Problem statement:
Copy, from the entries below, each line in which the string "ในตลาดหล" appears.

Some records
========

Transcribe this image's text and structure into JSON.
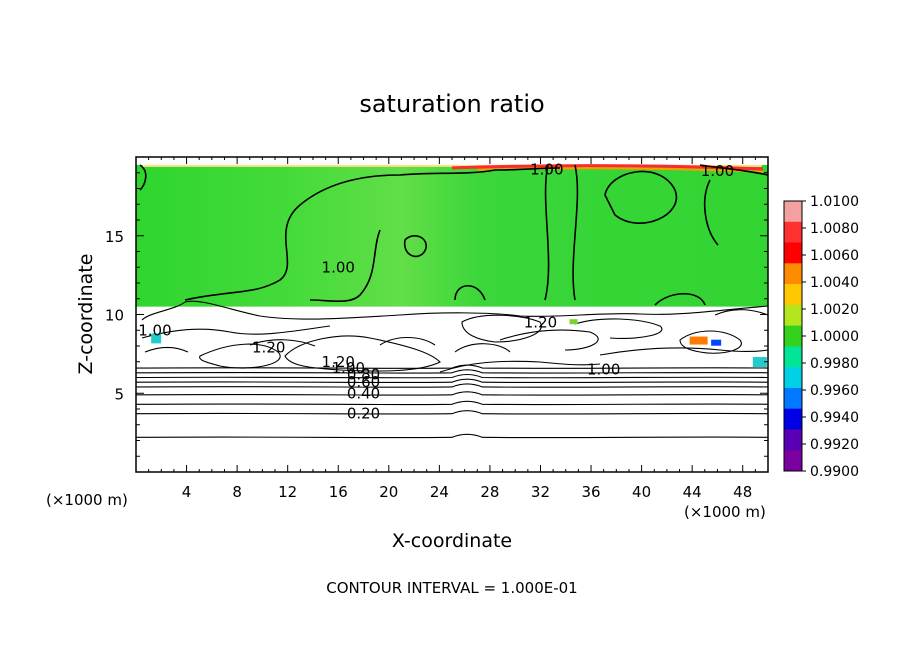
{
  "chart_data": {
    "type": "heatmap",
    "title": "saturation ratio",
    "xlabel": "X-coordinate",
    "ylabel": "Z-coordinate",
    "x_unit_left": "(×1000 m)",
    "x_unit_right": "(×1000 m)",
    "footer": "CONTOUR INTERVAL = 1.000E-01",
    "xlim": [
      0,
      50
    ],
    "ylim": [
      0,
      20
    ],
    "x_ticks": [
      4,
      8,
      12,
      16,
      20,
      24,
      28,
      32,
      36,
      40,
      44,
      48
    ],
    "y_ticks": [
      5,
      10,
      15
    ],
    "colorbar": {
      "range": [
        0.99,
        1.01
      ],
      "labels": [
        "1.0100",
        "1.0080",
        "1.0060",
        "1.0040",
        "1.0020",
        "1.0000",
        "0.9980",
        "0.9960",
        "0.9940",
        "0.9920",
        "0.9900"
      ],
      "colors": [
        "#f2a0a0",
        "#ff3030",
        "#ff0000",
        "#ff8c00",
        "#ffc800",
        "#b4e61e",
        "#32d21e",
        "#00e696",
        "#00d2e6",
        "#0078ff",
        "#0000e6",
        "#5a00b4",
        "#7a00a0"
      ]
    },
    "green_layer": {
      "z_bottom": 10.5,
      "z_top": 19.5,
      "color": "#33d633"
    },
    "contour_labels": [
      {
        "text": "1.00",
        "x": 32.5,
        "z": 19.2
      },
      {
        "text": "1.00",
        "x": 46.0,
        "z": 19.1
      },
      {
        "text": "1.00",
        "x": 16.0,
        "z": 13.0
      },
      {
        "text": "1.00",
        "x": 1.5,
        "z": 9.0
      },
      {
        "text": "1.20",
        "x": 10.5,
        "z": 7.9
      },
      {
        "text": "1.20",
        "x": 32.0,
        "z": 9.5
      },
      {
        "text": "1.20",
        "x": 16.0,
        "z": 7.0
      },
      {
        "text": "1.00",
        "x": 16.8,
        "z": 6.6
      },
      {
        "text": "0.80",
        "x": 18.0,
        "z": 6.2
      },
      {
        "text": "0.60",
        "x": 18.0,
        "z": 5.7
      },
      {
        "text": "0.40",
        "x": 18.0,
        "z": 5.0
      },
      {
        "text": "1.00",
        "x": 37.0,
        "z": 6.5
      },
      {
        "text": "0.20",
        "x": 18.0,
        "z": 3.7
      }
    ],
    "horizontal_contours_z": [
      2.2,
      3.7,
      4.3,
      4.9,
      5.4,
      5.7,
      6.0,
      6.3,
      6.6
    ]
  }
}
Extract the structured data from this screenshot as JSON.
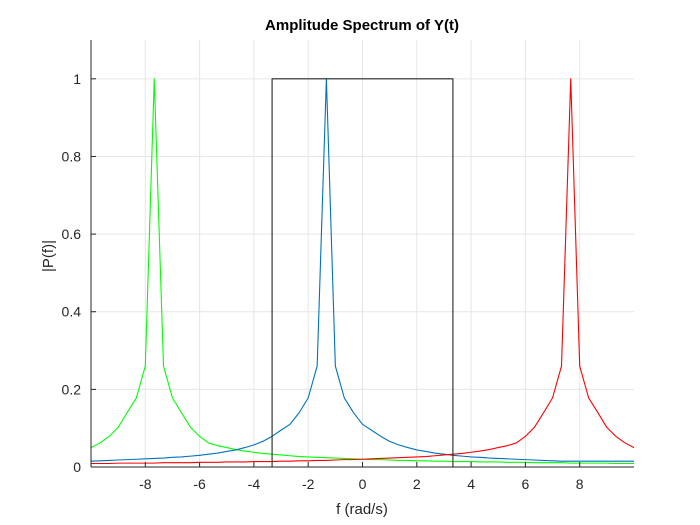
{
  "chart_data": {
    "type": "line",
    "title": "Amplitude Spectrum of Y(t)",
    "xlabel": "f (rad/s)",
    "ylabel": "|P(f)|",
    "xlim": [
      -10,
      10
    ],
    "ylim": [
      0,
      1.1
    ],
    "grid": true,
    "x_ticks": [
      -8,
      -6,
      -4,
      -2,
      0,
      2,
      4,
      6,
      8
    ],
    "x_tick_labels": [
      "-8",
      "-6",
      "-4",
      "-2",
      "0",
      "2",
      "4",
      "6",
      "8"
    ],
    "y_ticks": [
      0,
      0.2,
      0.4,
      0.6,
      0.8,
      1
    ],
    "y_tick_labels": [
      "0",
      "0.2",
      "0.4",
      "0.6",
      "0.8",
      "1"
    ],
    "x": [
      -10,
      -9.67,
      -9.33,
      -9,
      -8.67,
      -8.33,
      -8,
      -7.67,
      -7.33,
      -7,
      -6.67,
      -6.33,
      -6,
      -5.67,
      -5.33,
      -5,
      -4.67,
      -4.33,
      -4,
      -3.67,
      -3.33,
      -3,
      -2.67,
      -2.33,
      -2,
      -1.67,
      -1.33,
      -1,
      -0.67,
      -0.33,
      0,
      0.33,
      0.67,
      1,
      1.33,
      1.67,
      2,
      2.33,
      2.67,
      3,
      3.33,
      3.67,
      4,
      4.33,
      4.67,
      5,
      5.33,
      5.67,
      6,
      6.33,
      6.67,
      7,
      7.33,
      7.67,
      8,
      8.33,
      8.67,
      9,
      9.33,
      9.67,
      10
    ],
    "series": [
      {
        "color": "#00ff00",
        "values": [
          0.05,
          0.062,
          0.079,
          0.102,
          0.14,
          0.178,
          0.26,
          1.0,
          0.26,
          0.178,
          0.14,
          0.102,
          0.079,
          0.062,
          0.055,
          0.05,
          0.045,
          0.041,
          0.038,
          0.035,
          0.033,
          0.031,
          0.029,
          0.027,
          0.026,
          0.025,
          0.024,
          0.023,
          0.022,
          0.021,
          0.02,
          0.019,
          0.019,
          0.018,
          0.017,
          0.017,
          0.016,
          0.016,
          0.015,
          0.015,
          0.014,
          0.014,
          0.014,
          0.013,
          0.013,
          0.013,
          0.012,
          0.012,
          0.012,
          0.011,
          0.011,
          0.011,
          0.011,
          0.01,
          0.01,
          0.01,
          0.01,
          0.01,
          0.009,
          0.009,
          0.009
        ]
      },
      {
        "color": "#0072bd",
        "values": [
          0.015,
          0.016,
          0.017,
          0.018,
          0.019,
          0.02,
          0.021,
          0.022,
          0.023,
          0.025,
          0.026,
          0.028,
          0.03,
          0.033,
          0.036,
          0.04,
          0.044,
          0.05,
          0.057,
          0.066,
          0.079,
          0.095,
          0.11,
          0.14,
          0.178,
          0.26,
          1.0,
          0.26,
          0.178,
          0.14,
          0.11,
          0.095,
          0.079,
          0.066,
          0.057,
          0.05,
          0.044,
          0.04,
          0.036,
          0.033,
          0.03,
          0.028,
          0.026,
          0.025,
          0.023,
          0.022,
          0.021,
          0.02,
          0.019,
          0.018,
          0.017,
          0.016,
          0.015,
          0.015,
          0.015,
          0.015,
          0.015,
          0.015,
          0.015,
          0.015,
          0.015
        ]
      },
      {
        "color": "#ff0000",
        "values": [
          0.009,
          0.009,
          0.009,
          0.01,
          0.01,
          0.01,
          0.01,
          0.01,
          0.011,
          0.011,
          0.011,
          0.011,
          0.012,
          0.012,
          0.012,
          0.013,
          0.013,
          0.013,
          0.014,
          0.014,
          0.014,
          0.015,
          0.015,
          0.016,
          0.016,
          0.017,
          0.017,
          0.018,
          0.019,
          0.019,
          0.02,
          0.021,
          0.022,
          0.023,
          0.024,
          0.025,
          0.026,
          0.027,
          0.029,
          0.031,
          0.033,
          0.035,
          0.038,
          0.041,
          0.045,
          0.05,
          0.055,
          0.062,
          0.079,
          0.102,
          0.14,
          0.178,
          0.26,
          1.0,
          0.26,
          0.178,
          0.14,
          0.102,
          0.079,
          0.062,
          0.05
        ]
      },
      {
        "color": "#262626",
        "x": [
          -10,
          -3.33,
          -3.33,
          3.33,
          3.33,
          10
        ],
        "values": [
          0,
          0,
          1,
          1,
          0,
          0
        ]
      }
    ]
  }
}
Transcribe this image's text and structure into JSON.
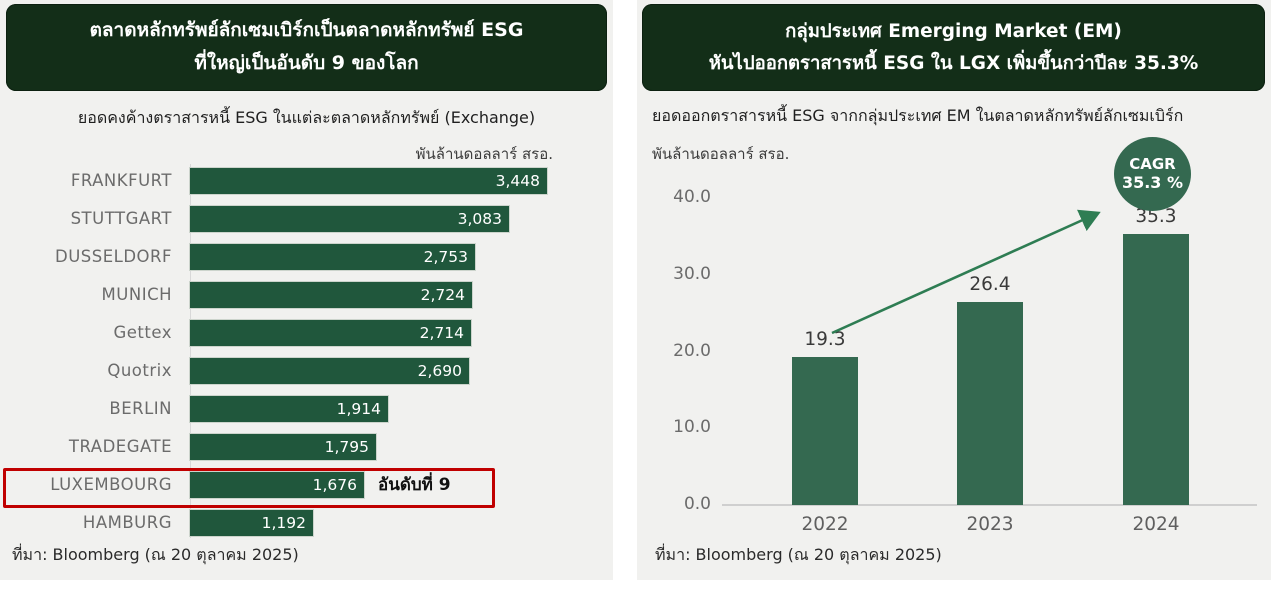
{
  "colors": {
    "title_bg": "#132e18",
    "left_bar": "#20573c",
    "right_bar": "#346950",
    "badge_bg": "#346950",
    "arrow": "#2e7d53",
    "highlight_red": "#c00000",
    "panel_bg": "#f1f1ef",
    "axis_label": "#6b6b6b",
    "text_dark": "#262626"
  },
  "left_panel": {
    "title_line1": "ตลาดหลักทรัพย์ลักเซมเบิร์กเป็นตลาดหลักทรัพย์ ESG",
    "title_line2": "ที่ใหญ่เป็นอันดับ 9 ของโลก",
    "subtitle": "ยอดคงค้างตราสารหนี้ ESG ในแต่ละตลาดหลักทรัพย์ (Exchange)",
    "unit_label": "พันล้านดอลลาร์ สรอ.",
    "source": "ที่มา: Bloomberg (ณ 20 ตุลาคม 2025)"
  },
  "right_panel": {
    "title_line1": "กลุ่มประเทศ Emerging Market (EM)",
    "title_line2": "หันไปออกตราสารหนี้ ESG ใน LGX เพิ่มขึ้นกว่าปีละ 35.3%",
    "subtitle": "ยอดออกตราสารหนี้ ESG จากกลุ่มประเทศ EM ในตลาดหลักทรัพย์ลักเซมเบิร์ก",
    "unit_label": "พันล้านดอลลาร์ สรอ.",
    "source": "ที่มา: Bloomberg (ณ 20 ตุลาคม 2025)"
  },
  "chart_data": [
    {
      "type": "bar",
      "orientation": "horizontal",
      "title": "ยอดคงค้างตราสารหนี้ ESG ในแต่ละตลาดหลักทรัพย์ (Exchange)",
      "unit": "พันล้านดอลลาร์ สรอ.",
      "categories": [
        "FRANKFURT",
        "STUTTGART",
        "DUSSELDORF",
        "MUNICH",
        "Gettex",
        "Quotrix",
        "BERLIN",
        "TRADEGATE",
        "LUXEMBOURG",
        "HAMBURG"
      ],
      "values": [
        3448,
        3083,
        2753,
        2724,
        2714,
        2690,
        1914,
        1795,
        1676,
        1192
      ],
      "value_labels": [
        "3,448",
        "3,083",
        "2,753",
        "2,724",
        "2,714",
        "2,690",
        "1,914",
        "1,795",
        "1,676",
        "1,192"
      ],
      "xlim": [
        0,
        3448
      ],
      "grid": false,
      "highlight": {
        "category": "LUXEMBOURG",
        "annotation": "อันดับที่ 9",
        "rank": 9
      }
    },
    {
      "type": "bar",
      "orientation": "vertical",
      "title": "ยอดออกตราสารหนี้ ESG จากกลุ่มประเทศ EM ในตลาดหลักทรัพย์ลักเซมเบิร์ก",
      "unit": "พันล้านดอลลาร์ สรอ.",
      "categories": [
        "2022",
        "2023",
        "2024"
      ],
      "values": [
        19.3,
        26.4,
        35.3
      ],
      "value_labels": [
        "19.3",
        "26.4",
        "35.3"
      ],
      "ylim": [
        0,
        40
      ],
      "ytick_values": [
        40,
        30,
        20,
        10,
        0
      ],
      "ytick_labels": [
        "40.0",
        "30.0",
        "20.0",
        "10.0",
        "0.0"
      ],
      "grid": false,
      "badge": {
        "line1": "CAGR",
        "line2": "35.3 %"
      }
    }
  ]
}
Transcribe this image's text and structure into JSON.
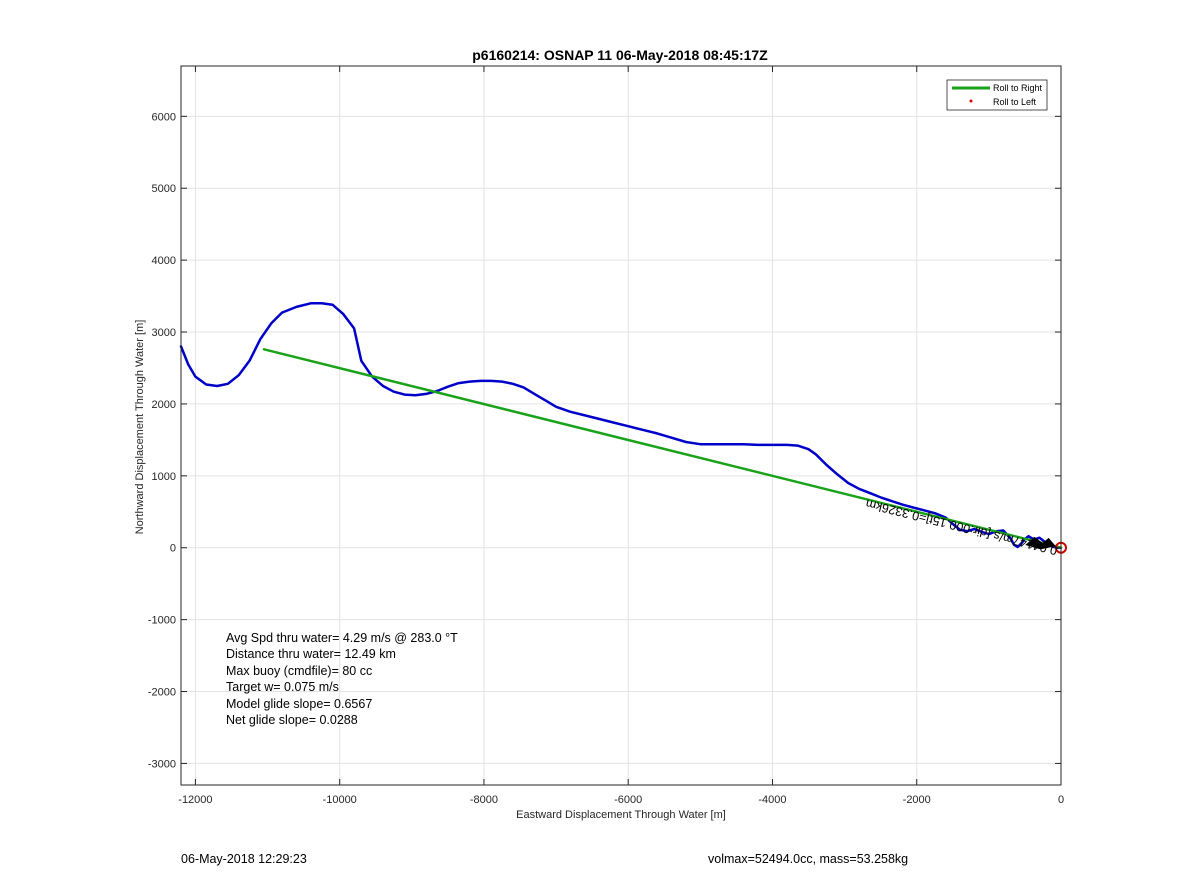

========

Solution to this exercise:
    "subtitle": "ยอดออกตราสารหนี้ ESG จากกลุ่มประเทศ EM ในตลาดหลักทรัพย์ลักเซมเบิร์ก",
      "title": "ยอดออกตราสารหนี้ ESG จากกลุ่มประเทศ EM ในตลาดหลักทรัพย์ลักเซมเบิร์ก",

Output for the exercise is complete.